**Task description**. In the records below, locate the line containing "Transcribe this image's", then extract it and all following lines exactly, ending with the last line.

Dataset rows:
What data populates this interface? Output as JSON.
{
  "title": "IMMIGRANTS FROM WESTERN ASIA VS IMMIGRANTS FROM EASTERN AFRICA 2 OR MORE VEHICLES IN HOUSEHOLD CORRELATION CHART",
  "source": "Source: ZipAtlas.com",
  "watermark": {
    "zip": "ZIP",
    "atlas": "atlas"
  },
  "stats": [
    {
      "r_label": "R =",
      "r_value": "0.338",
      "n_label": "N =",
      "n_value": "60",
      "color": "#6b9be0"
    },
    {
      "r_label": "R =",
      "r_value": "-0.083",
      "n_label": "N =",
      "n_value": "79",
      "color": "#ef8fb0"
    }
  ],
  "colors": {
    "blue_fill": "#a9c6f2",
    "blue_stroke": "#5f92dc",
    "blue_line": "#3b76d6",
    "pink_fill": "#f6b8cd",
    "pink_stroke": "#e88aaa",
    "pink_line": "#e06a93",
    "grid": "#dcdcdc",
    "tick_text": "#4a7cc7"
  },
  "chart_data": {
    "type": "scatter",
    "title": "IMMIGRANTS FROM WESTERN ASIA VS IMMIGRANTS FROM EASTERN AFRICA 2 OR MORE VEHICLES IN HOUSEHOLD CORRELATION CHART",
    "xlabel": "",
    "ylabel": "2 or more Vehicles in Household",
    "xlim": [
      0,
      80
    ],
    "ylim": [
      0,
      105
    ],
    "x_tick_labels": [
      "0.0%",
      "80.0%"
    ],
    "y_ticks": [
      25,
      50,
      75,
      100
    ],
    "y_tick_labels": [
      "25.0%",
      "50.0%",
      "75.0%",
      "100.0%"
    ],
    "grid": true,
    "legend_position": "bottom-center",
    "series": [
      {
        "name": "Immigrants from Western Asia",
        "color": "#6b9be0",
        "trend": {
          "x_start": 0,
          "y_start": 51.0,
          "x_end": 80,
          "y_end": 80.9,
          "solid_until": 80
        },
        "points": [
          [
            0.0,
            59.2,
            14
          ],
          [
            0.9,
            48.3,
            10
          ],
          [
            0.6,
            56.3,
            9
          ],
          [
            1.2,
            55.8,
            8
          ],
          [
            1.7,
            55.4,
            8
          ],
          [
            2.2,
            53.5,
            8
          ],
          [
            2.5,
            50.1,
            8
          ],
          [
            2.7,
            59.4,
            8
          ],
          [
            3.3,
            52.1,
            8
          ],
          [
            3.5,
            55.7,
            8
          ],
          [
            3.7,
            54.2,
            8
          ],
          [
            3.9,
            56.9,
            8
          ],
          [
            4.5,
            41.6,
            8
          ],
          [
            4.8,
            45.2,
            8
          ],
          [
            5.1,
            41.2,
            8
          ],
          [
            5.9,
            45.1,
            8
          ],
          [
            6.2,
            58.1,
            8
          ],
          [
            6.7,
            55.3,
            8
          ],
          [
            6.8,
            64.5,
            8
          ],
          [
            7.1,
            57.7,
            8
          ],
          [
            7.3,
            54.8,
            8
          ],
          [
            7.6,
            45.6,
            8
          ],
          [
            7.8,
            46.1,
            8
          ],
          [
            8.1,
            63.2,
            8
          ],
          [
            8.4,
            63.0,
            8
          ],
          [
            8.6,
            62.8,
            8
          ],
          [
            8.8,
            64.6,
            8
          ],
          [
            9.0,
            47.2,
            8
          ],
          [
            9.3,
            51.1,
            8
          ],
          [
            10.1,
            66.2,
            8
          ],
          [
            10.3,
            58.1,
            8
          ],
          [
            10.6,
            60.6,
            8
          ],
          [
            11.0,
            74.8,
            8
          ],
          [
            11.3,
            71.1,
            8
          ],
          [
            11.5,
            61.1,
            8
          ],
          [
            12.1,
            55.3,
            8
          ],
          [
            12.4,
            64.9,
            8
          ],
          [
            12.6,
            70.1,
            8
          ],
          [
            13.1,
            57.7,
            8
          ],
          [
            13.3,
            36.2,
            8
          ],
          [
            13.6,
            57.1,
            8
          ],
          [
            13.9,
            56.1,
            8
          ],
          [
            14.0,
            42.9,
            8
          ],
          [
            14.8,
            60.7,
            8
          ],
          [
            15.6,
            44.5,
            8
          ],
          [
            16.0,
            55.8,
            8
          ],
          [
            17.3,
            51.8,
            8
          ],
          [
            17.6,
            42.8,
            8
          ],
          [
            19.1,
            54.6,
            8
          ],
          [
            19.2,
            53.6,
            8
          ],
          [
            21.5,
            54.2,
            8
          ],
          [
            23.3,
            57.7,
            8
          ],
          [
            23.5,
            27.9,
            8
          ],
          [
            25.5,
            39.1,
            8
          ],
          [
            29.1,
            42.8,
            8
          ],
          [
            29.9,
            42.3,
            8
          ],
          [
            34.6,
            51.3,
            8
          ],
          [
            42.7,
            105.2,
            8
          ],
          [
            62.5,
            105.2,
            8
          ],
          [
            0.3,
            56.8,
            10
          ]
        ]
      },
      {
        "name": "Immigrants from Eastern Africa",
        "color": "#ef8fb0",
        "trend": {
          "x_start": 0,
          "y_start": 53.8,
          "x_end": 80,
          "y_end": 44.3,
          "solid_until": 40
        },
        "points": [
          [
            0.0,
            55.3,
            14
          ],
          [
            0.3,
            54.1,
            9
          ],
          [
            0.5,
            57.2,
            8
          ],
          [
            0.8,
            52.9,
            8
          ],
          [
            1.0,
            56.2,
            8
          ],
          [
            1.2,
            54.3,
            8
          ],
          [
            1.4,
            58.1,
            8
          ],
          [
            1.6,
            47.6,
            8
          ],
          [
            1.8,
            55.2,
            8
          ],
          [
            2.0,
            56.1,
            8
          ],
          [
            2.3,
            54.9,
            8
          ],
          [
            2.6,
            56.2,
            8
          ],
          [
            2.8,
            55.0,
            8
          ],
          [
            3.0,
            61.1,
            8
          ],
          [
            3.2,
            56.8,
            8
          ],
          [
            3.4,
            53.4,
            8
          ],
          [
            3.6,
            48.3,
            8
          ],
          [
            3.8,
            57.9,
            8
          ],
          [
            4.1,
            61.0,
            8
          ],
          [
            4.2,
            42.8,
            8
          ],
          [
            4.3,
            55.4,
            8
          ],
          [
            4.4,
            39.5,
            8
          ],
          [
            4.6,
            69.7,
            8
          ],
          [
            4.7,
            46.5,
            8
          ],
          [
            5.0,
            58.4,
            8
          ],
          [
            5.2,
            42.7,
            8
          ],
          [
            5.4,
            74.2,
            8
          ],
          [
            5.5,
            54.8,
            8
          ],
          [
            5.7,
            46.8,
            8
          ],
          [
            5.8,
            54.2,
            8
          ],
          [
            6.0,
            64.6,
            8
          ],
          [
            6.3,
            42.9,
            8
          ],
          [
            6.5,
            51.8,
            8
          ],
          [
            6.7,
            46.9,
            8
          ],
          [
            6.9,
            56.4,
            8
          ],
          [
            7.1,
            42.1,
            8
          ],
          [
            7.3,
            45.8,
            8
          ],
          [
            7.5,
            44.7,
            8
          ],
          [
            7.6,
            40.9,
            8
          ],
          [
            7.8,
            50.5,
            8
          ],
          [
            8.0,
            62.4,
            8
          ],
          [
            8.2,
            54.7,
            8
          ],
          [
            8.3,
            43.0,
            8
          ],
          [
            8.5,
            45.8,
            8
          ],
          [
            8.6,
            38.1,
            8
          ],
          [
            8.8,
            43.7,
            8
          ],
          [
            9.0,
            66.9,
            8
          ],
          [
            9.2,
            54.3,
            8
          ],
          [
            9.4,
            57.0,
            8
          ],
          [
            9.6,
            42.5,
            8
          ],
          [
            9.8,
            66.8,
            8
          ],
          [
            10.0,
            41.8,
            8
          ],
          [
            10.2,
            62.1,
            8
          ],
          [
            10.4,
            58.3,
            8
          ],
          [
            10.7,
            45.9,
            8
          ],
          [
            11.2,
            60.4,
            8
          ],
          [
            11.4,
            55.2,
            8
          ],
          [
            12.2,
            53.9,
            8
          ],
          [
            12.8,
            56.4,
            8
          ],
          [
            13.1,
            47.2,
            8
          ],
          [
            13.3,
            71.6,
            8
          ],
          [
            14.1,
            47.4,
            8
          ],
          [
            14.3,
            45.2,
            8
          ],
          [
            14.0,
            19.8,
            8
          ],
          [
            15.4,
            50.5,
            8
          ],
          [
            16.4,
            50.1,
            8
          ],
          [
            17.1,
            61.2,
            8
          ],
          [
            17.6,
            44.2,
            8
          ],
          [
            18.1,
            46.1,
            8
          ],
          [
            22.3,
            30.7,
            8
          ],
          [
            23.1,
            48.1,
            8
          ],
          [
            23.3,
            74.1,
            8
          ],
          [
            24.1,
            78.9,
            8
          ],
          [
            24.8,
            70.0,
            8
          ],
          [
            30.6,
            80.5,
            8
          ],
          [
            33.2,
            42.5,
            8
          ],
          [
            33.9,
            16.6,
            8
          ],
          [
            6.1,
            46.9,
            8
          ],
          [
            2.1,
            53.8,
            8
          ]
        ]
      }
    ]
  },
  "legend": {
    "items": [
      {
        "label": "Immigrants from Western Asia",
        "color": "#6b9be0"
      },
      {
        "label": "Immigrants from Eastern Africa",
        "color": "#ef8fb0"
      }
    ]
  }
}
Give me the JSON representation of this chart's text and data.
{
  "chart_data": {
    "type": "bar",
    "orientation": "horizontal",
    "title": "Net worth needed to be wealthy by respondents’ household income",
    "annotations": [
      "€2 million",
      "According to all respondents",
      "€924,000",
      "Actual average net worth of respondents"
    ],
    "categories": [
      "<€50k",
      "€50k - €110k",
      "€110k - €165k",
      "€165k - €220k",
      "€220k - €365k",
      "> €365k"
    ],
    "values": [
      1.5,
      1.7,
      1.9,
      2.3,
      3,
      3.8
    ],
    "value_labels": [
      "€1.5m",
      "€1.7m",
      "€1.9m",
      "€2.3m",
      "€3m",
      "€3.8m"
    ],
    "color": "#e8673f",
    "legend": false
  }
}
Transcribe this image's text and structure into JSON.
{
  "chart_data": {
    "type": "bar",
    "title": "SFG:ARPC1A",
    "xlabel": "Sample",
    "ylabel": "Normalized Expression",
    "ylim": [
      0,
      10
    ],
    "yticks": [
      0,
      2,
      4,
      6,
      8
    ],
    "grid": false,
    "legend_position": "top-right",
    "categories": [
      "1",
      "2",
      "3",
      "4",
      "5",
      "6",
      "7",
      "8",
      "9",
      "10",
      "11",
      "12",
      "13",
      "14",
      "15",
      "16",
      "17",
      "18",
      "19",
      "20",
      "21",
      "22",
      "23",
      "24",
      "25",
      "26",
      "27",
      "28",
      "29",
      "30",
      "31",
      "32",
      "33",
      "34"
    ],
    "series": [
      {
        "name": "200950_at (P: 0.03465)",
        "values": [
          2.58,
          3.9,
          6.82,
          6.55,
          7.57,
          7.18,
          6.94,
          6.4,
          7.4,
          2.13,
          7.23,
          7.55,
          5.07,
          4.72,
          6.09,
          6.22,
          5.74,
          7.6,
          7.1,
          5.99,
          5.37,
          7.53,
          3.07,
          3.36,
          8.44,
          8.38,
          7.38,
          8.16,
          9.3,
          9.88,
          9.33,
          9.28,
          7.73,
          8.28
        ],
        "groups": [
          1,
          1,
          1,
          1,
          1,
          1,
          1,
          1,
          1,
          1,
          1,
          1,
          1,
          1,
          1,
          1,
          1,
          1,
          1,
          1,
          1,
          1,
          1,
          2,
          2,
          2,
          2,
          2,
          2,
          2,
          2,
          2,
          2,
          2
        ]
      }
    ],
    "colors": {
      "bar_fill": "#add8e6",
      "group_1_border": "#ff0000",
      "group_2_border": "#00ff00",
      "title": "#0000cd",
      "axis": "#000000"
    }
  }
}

**Reply**.
Transcribe this image's text and structure into JSON.
{
  "chart_data": {
    "type": "bar",
    "title": "SFG:ARPC1A",
    "xlabel": "Sample",
    "ylabel": "Normalized Expression",
    "ylim": [
      0,
      10
    ],
    "yticks": [
      0,
      2,
      4,
      6,
      8
    ],
    "grid": false,
    "legend_position": "top-right",
    "categories": [
      "1",
      "2",
      "3",
      "4",
      "5",
      "6",
      "7",
      "8",
      "9",
      "10",
      "11",
      "12",
      "13",
      "14",
      "15",
      "16",
      "17",
      "18",
      "19",
      "20",
      "21",
      "22",
      "23",
      "24",
      "25",
      "26",
      "27",
      "28",
      "29",
      "30",
      "31",
      "32",
      "33",
      "34"
    ],
    "series": [
      {
        "name": "200950_at (P: 0.03465)",
        "values": [
          2.58,
          3.9,
          6.82,
          6.55,
          7.57,
          7.18,
          6.94,
          6.4,
          7.4,
          2.13,
          7.23,
          7.55,
          5.07,
          4.72,
          6.09,
          6.22,
          5.74,
          7.6,
          7.1,
          5.99,
          5.37,
          7.53,
          3.07,
          3.36,
          8.44,
          8.38,
          7.38,
          8.16,
          9.3,
          9.88,
          9.33,
          9.28,
          7.73,
          8.28
        ],
        "groups": [
          1,
          1,
          1,
          1,
          1,
          1,
          1,
          1,
          1,
          1,
          1,
          1,
          1,
          1,
          1,
          1,
          1,
          1,
          1,
          1,
          1,
          1,
          1,
          2,
          2,
          2,
          2,
          2,
          2,
          2,
          2,
          2,
          2,
          2
        ]
      }
    ],
    "colors": {
      "bar_fill": "#add8e6",
      "group_1_border": "#ff0000",
      "group_2_border": "#00ff00",
      "title": "#0000cd",
      "axis": "#000000"
    }
  }
}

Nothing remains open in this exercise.